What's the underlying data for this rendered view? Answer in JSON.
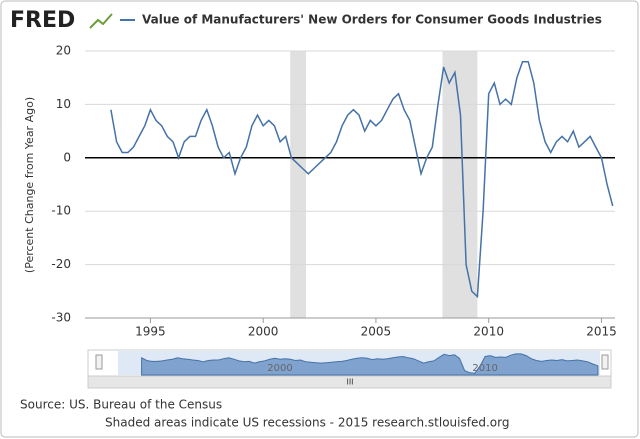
{
  "chart_data": {
    "type": "line",
    "logo": "FRED",
    "title": "Value of Manufacturers' New Orders for Consumer Goods Industries",
    "y_label": "(Percent Change from Year Ago)",
    "source": "Source: US. Bureau of the Census",
    "note": "Shaded areas indicate US recessions - 2015 research.stlouisfed.org",
    "x": [
      1993.25,
      1993.5,
      1993.75,
      1994,
      1994.25,
      1994.5,
      1994.75,
      1995,
      1995.25,
      1995.5,
      1995.75,
      1996,
      1996.25,
      1996.5,
      1996.75,
      1997,
      1997.25,
      1997.5,
      1997.75,
      1998,
      1998.25,
      1998.5,
      1998.75,
      1999,
      1999.25,
      1999.5,
      1999.75,
      2000,
      2000.25,
      2000.5,
      2000.75,
      2001,
      2001.25,
      2001.5,
      2001.75,
      2002,
      2002.25,
      2002.5,
      2002.75,
      2003,
      2003.25,
      2003.5,
      2003.75,
      2004,
      2004.25,
      2004.5,
      2004.75,
      2005,
      2005.25,
      2005.5,
      2005.75,
      2006,
      2006.25,
      2006.5,
      2006.75,
      2007,
      2007.25,
      2007.5,
      2007.75,
      2008,
      2008.25,
      2008.5,
      2008.75,
      2009,
      2009.25,
      2009.5,
      2009.75,
      2010,
      2010.25,
      2010.5,
      2010.75,
      2011,
      2011.25,
      2011.5,
      2011.75,
      2012,
      2012.25,
      2012.5,
      2012.75,
      2013,
      2013.25,
      2013.5,
      2013.75,
      2014,
      2014.25,
      2014.5,
      2014.75,
      2015,
      2015.25,
      2015.5
    ],
    "series": [
      {
        "name": "Value of Manufacturers' New Orders for Consumer Goods Industries",
        "color": "#4572a7",
        "values": [
          9,
          3,
          1,
          1,
          2,
          4,
          6,
          9,
          7,
          6,
          4,
          3,
          0,
          3,
          4,
          4,
          7,
          9,
          6,
          2,
          0,
          1,
          -3,
          0,
          2,
          6,
          8,
          6,
          7,
          6,
          3,
          4,
          0,
          -1,
          -2,
          -3,
          -2,
          -1,
          0,
          1,
          3,
          6,
          8,
          9,
          8,
          5,
          7,
          6,
          7,
          9,
          11,
          12,
          9,
          7,
          2,
          -3,
          0,
          2,
          10,
          17,
          14,
          16,
          8,
          -20,
          -25,
          -26,
          -10,
          12,
          14,
          10,
          11,
          10,
          15,
          18,
          18,
          14,
          7,
          3,
          1,
          3,
          4,
          3,
          5,
          2,
          3,
          4,
          2,
          0,
          -5,
          -9
        ]
      }
    ],
    "xlim": [
      1992.1,
      2015.6
    ],
    "ylim": [
      -30,
      20
    ],
    "xticks": [
      1995,
      2000,
      2005,
      2010,
      2015
    ],
    "yticks": [
      -30,
      -20,
      -10,
      0,
      10,
      20
    ],
    "recessions": [
      [
        2001.2,
        2001.9
      ],
      [
        2007.95,
        2009.5
      ]
    ],
    "navigator_ticks": [
      2000,
      2010
    ],
    "grid": true
  }
}
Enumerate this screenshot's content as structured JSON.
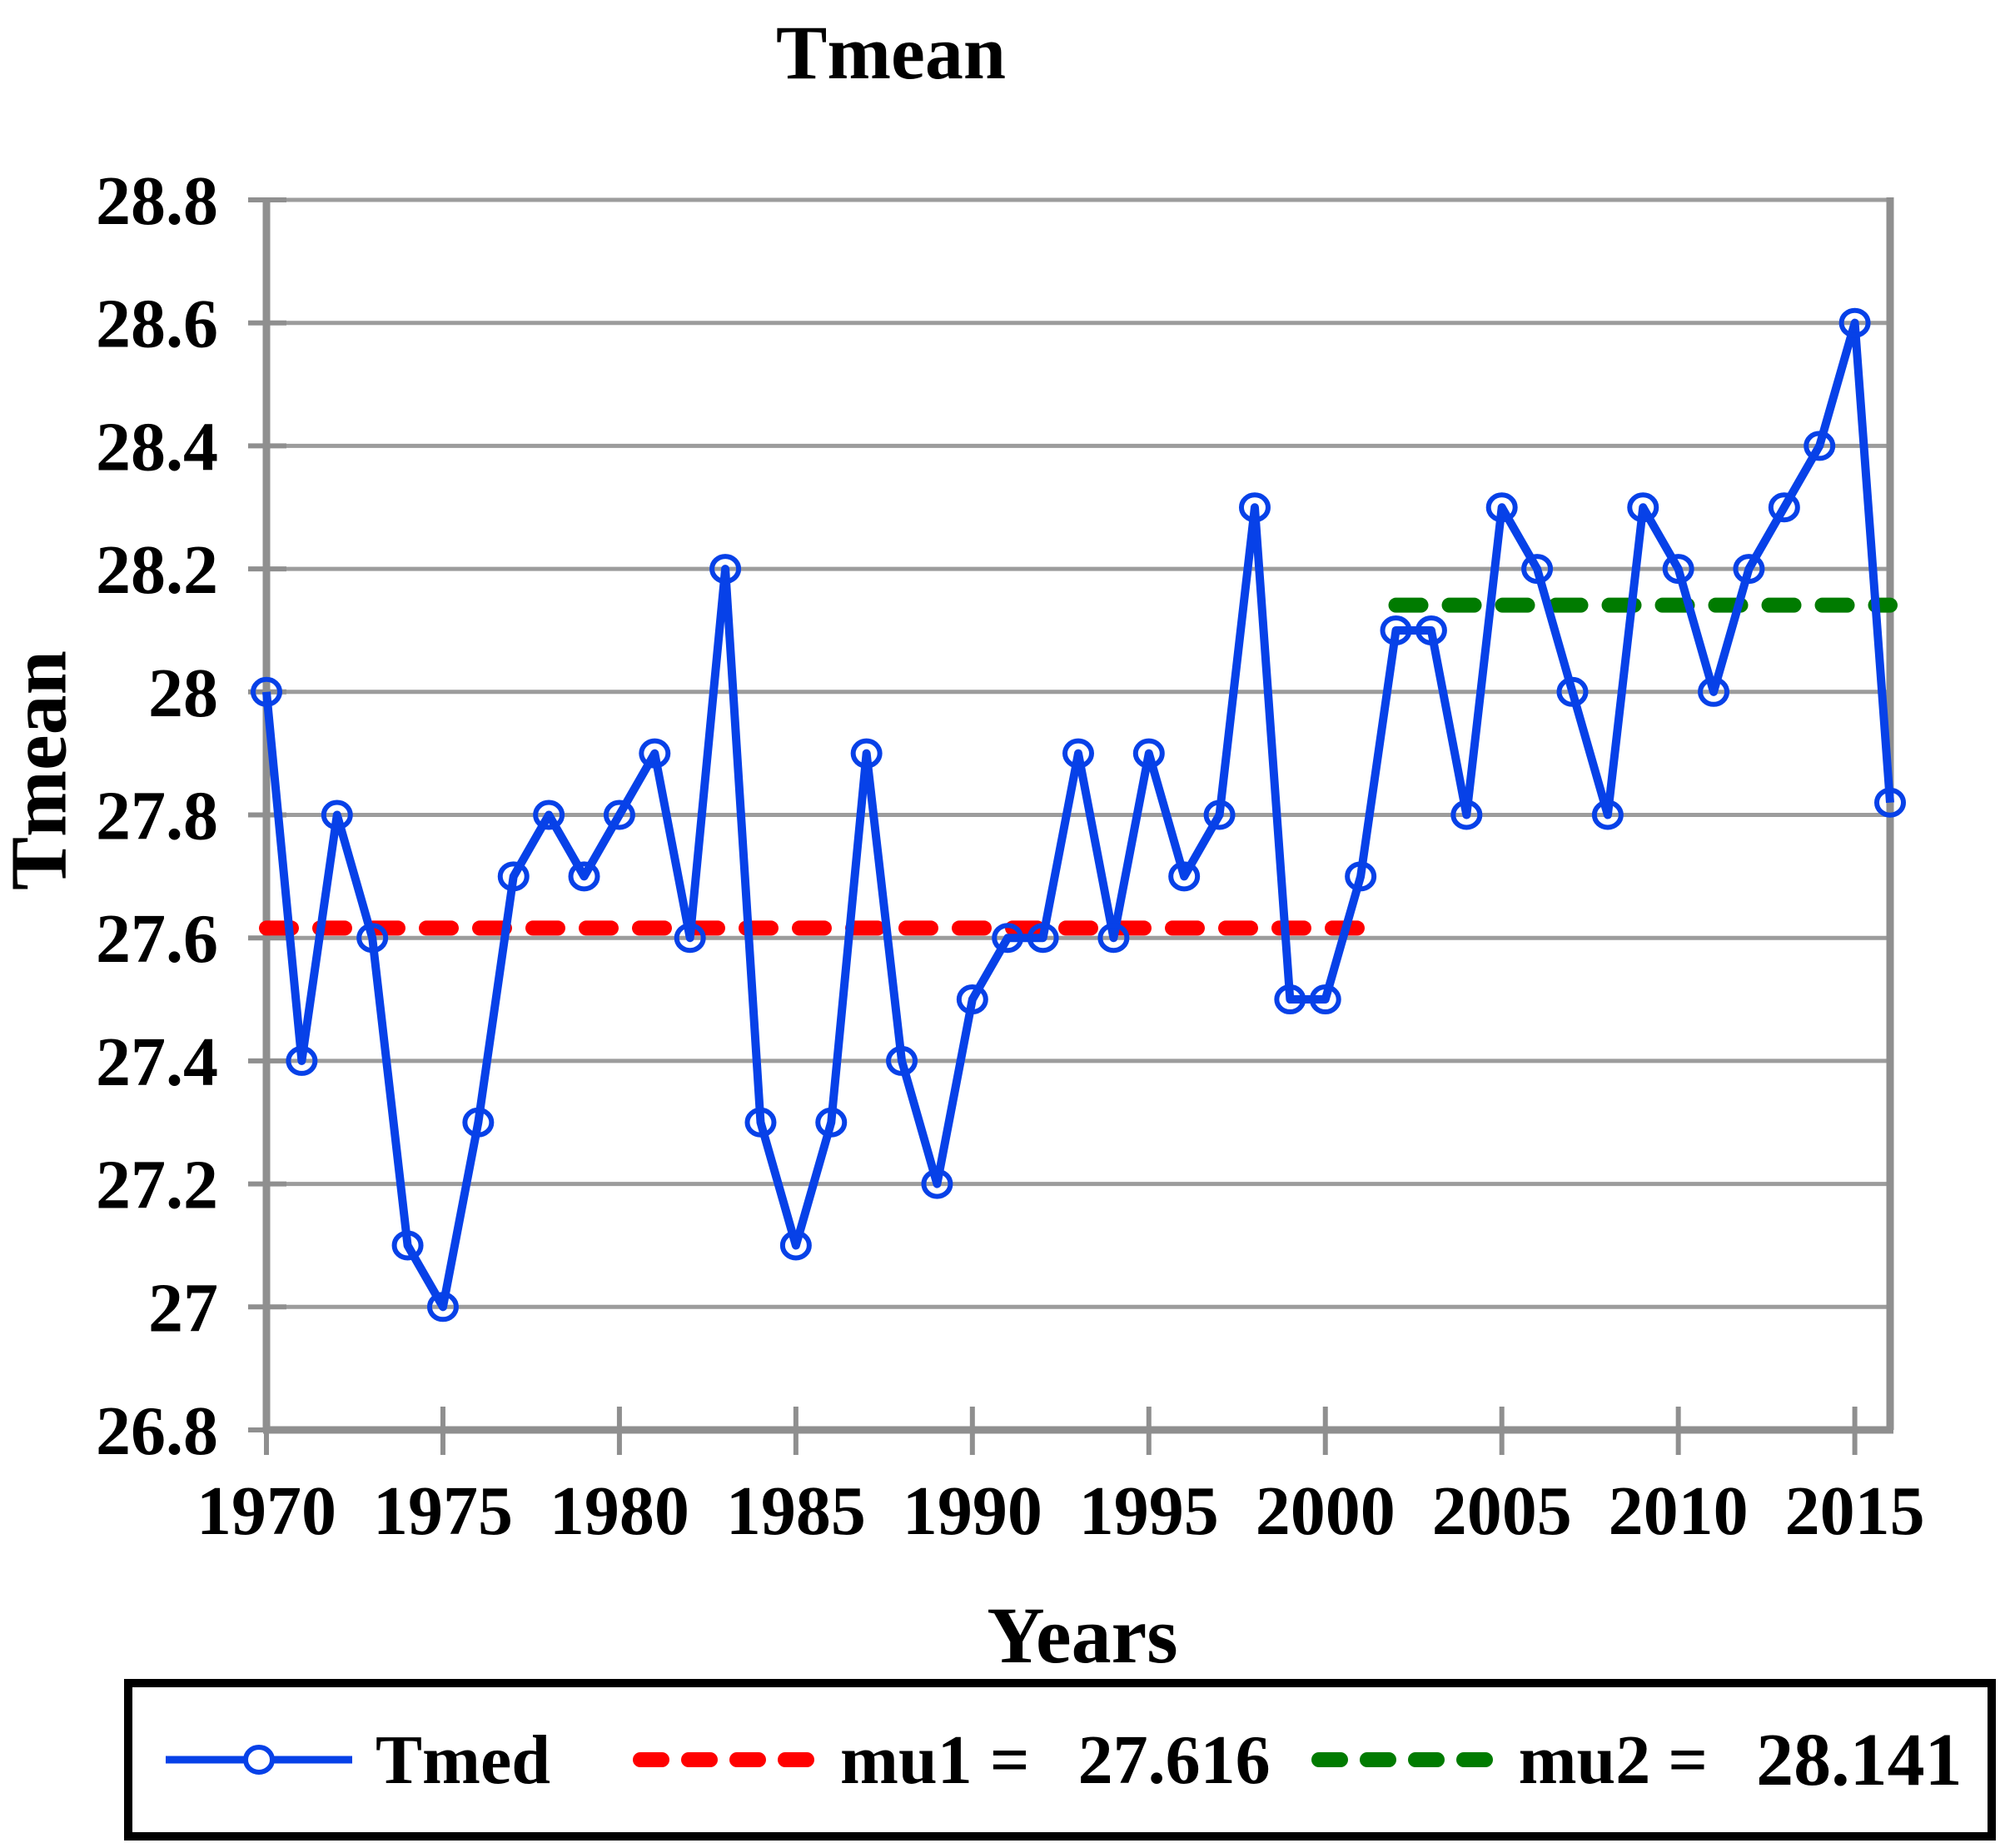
{
  "chart_data": {
    "type": "line",
    "title": "Tmean",
    "xlabel": "Years",
    "ylabel": "Tmean",
    "grid": true,
    "ylim": [
      26.8,
      28.8
    ],
    "xlim": [
      1970,
      2016
    ],
    "ytick_labels": [
      "28.8",
      "28.6",
      "28.4",
      "28.2",
      "28",
      "27.8",
      "27.6",
      "27.4",
      "27.2",
      "27",
      "26.8"
    ],
    "ytick_values": [
      28.8,
      28.6,
      28.4,
      28.2,
      28.0,
      27.8,
      27.6,
      27.4,
      27.2,
      27.0,
      26.8
    ],
    "xticks": [
      1970,
      1975,
      1980,
      1985,
      1990,
      1995,
      2000,
      2005,
      2010,
      2015
    ],
    "x": [
      1970,
      1971,
      1972,
      1973,
      1974,
      1975,
      1976,
      1977,
      1978,
      1979,
      1980,
      1981,
      1982,
      1983,
      1984,
      1985,
      1986,
      1987,
      1988,
      1989,
      1990,
      1991,
      1992,
      1993,
      1994,
      1995,
      1996,
      1997,
      1998,
      1999,
      2000,
      2001,
      2002,
      2003,
      2004,
      2005,
      2006,
      2007,
      2008,
      2009,
      2010,
      2011,
      2012,
      2013,
      2014,
      2015,
      2016
    ],
    "series": [
      {
        "name": "Tmed",
        "color": "#0741E8",
        "marker": "open-circle",
        "values": [
          28.0,
          27.4,
          27.8,
          27.6,
          27.1,
          27.0,
          27.3,
          27.7,
          27.8,
          27.7,
          27.8,
          27.9,
          27.6,
          28.2,
          27.3,
          27.1,
          27.3,
          27.9,
          27.4,
          27.2,
          27.5,
          27.6,
          27.6,
          27.9,
          27.6,
          27.9,
          27.7,
          27.8,
          28.3,
          27.5,
          27.5,
          27.7,
          28.1,
          28.1,
          27.8,
          28.3,
          28.2,
          28.0,
          27.8,
          28.3,
          28.2,
          28.0,
          28.2,
          28.3,
          28.4,
          28.6,
          27.82
        ]
      }
    ],
    "reference_lines": [
      {
        "name": "mu1",
        "value": 27.616,
        "color": "#FF0000",
        "style": "dashed",
        "x_start": 1970,
        "x_end": 2001
      },
      {
        "name": "mu2",
        "value": 28.141,
        "color": "#007B00",
        "style": "dashed",
        "x_start": 2002,
        "x_end": 2016
      }
    ],
    "legend": {
      "position": "bottom",
      "series_label": "Tmed",
      "mu1_label": "mu1 =",
      "mu1_value": "27.616",
      "mu2_label": "mu2 =",
      "mu2_value": "28.141"
    }
  },
  "colors": {
    "series": "#0741E8",
    "mu1": "#FF0000",
    "mu2": "#007B00",
    "gridline": "#9C9C9C",
    "axis": "#8F8F8F",
    "text": "#000000"
  }
}
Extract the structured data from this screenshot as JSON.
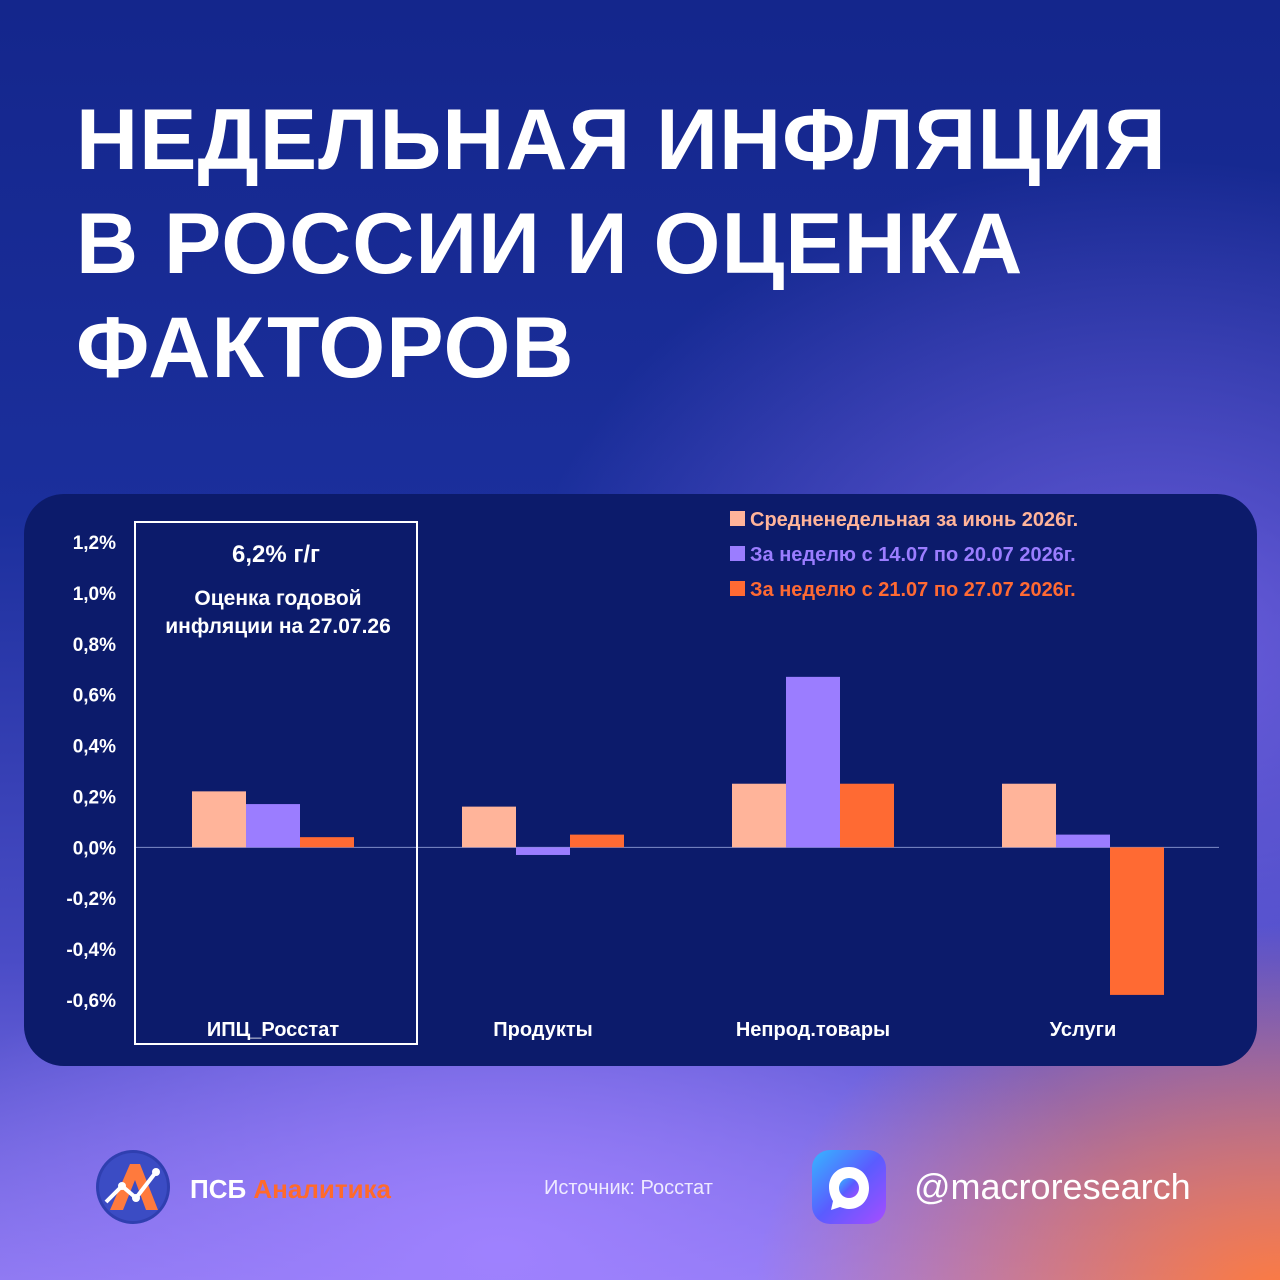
{
  "title": {
    "line1": "НЕДЕЛЬНАЯ ИНФЛЯЦИЯ",
    "line2": "В РОССИИ И ОЦЕНКА",
    "line3": "ФАКТОРОВ"
  },
  "annotation": {
    "value": "6,2% г/г",
    "text": "Оценка годовой инфляции на 27.07.26"
  },
  "footer": {
    "brand_part1": "ПСБ",
    "brand_part2": "Аналитика",
    "source": "Источник:  Росстат",
    "handle": "@macroresearch"
  },
  "colors": {
    "series1": "#ffb49a",
    "series2": "#9b7dff",
    "series3": "#ff6a33",
    "panel": "#0c1b6b"
  },
  "chart_data": {
    "type": "bar",
    "categories": [
      "ИПЦ_Росстат",
      "Продукты",
      "Непрод.товары",
      "Услуги"
    ],
    "series": [
      {
        "name": "Средненедельная за июнь 2026г.",
        "values": [
          0.22,
          0.16,
          0.25,
          0.25
        ]
      },
      {
        "name": "За неделю с 14.07 по 20.07 2026г.",
        "values": [
          0.17,
          -0.03,
          0.67,
          0.05
        ]
      },
      {
        "name": "За неделю с 21.07 по 27.07 2026г.",
        "values": [
          0.04,
          0.05,
          0.25,
          -0.58
        ]
      }
    ],
    "yticks": [
      "1,2%",
      "1,0%",
      "0,8%",
      "0,6%",
      "0,4%",
      "0,2%",
      "0,0%",
      "-0,2%",
      "-0,4%",
      "-0,6%"
    ],
    "ylim": [
      -0.6,
      1.2
    ],
    "legend_position": "top-right",
    "grid": false
  }
}
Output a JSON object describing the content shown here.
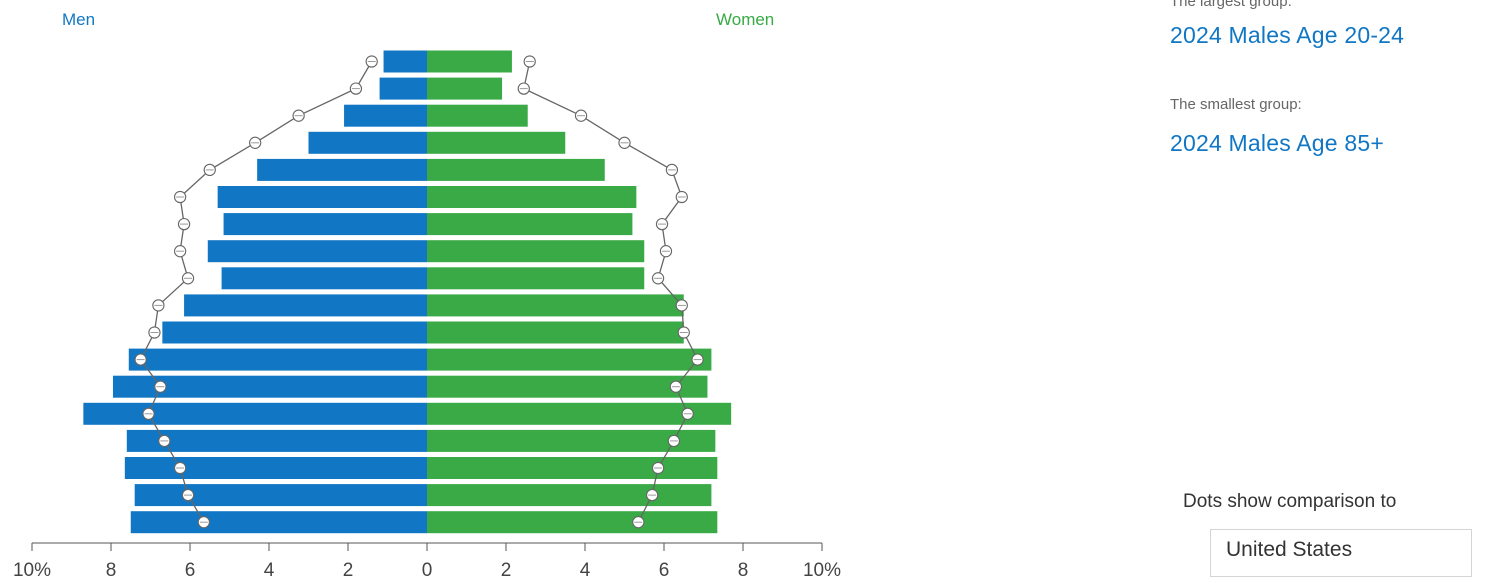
{
  "labels": {
    "men": "Men",
    "women": "Women"
  },
  "summary": {
    "largest_label": "The largest group:",
    "largest_value": "2024 Males Age 20-24",
    "smallest_label": "The smallest group:",
    "smallest_value": "2024 Males Age 85+"
  },
  "comparison": {
    "caption": "Dots show comparison to",
    "selected": "United States"
  },
  "colors": {
    "men": "#1177c4",
    "women": "#39aa46",
    "comparison_line": "#666666"
  },
  "chart_data": {
    "type": "bar",
    "orientation": "horizontal-population-pyramid",
    "units": "percent",
    "xlim": [
      -10,
      10
    ],
    "x_ticks": [
      "10%",
      "8",
      "6",
      "4",
      "2",
      "0",
      "2",
      "4",
      "6",
      "8",
      "10%"
    ],
    "series": [
      {
        "name": "Men",
        "values": [
          1.1,
          1.2,
          2.1,
          3.0,
          4.3,
          5.3,
          5.15,
          5.55,
          5.2,
          6.15,
          6.7,
          7.55,
          7.95,
          8.7,
          7.6,
          7.65,
          7.4,
          7.5
        ]
      },
      {
        "name": "Women",
        "values": [
          2.15,
          1.9,
          2.55,
          3.5,
          4.5,
          5.3,
          5.2,
          5.5,
          5.5,
          6.5,
          6.5,
          7.2,
          7.1,
          7.7,
          7.3,
          7.35,
          7.2,
          7.35
        ]
      }
    ],
    "comparison_dots": {
      "men": [
        1.4,
        1.8,
        3.25,
        4.35,
        5.5,
        6.25,
        6.15,
        6.25,
        6.05,
        6.8,
        6.9,
        7.25,
        6.75,
        7.05,
        6.65,
        6.25,
        6.05,
        5.65
      ],
      "women": [
        2.6,
        2.45,
        3.9,
        5.0,
        6.2,
        6.45,
        5.95,
        6.05,
        5.85,
        6.45,
        6.5,
        6.85,
        6.3,
        6.6,
        6.25,
        5.85,
        5.7,
        5.35
      ]
    }
  }
}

• Problem to solve: Search the entries for "recessions" and copy out each line that has it.

• Exercise result:
    "note": "Shaded areas indicate US recessions - 2015 research.stlouisfed.org",
    "recessions": [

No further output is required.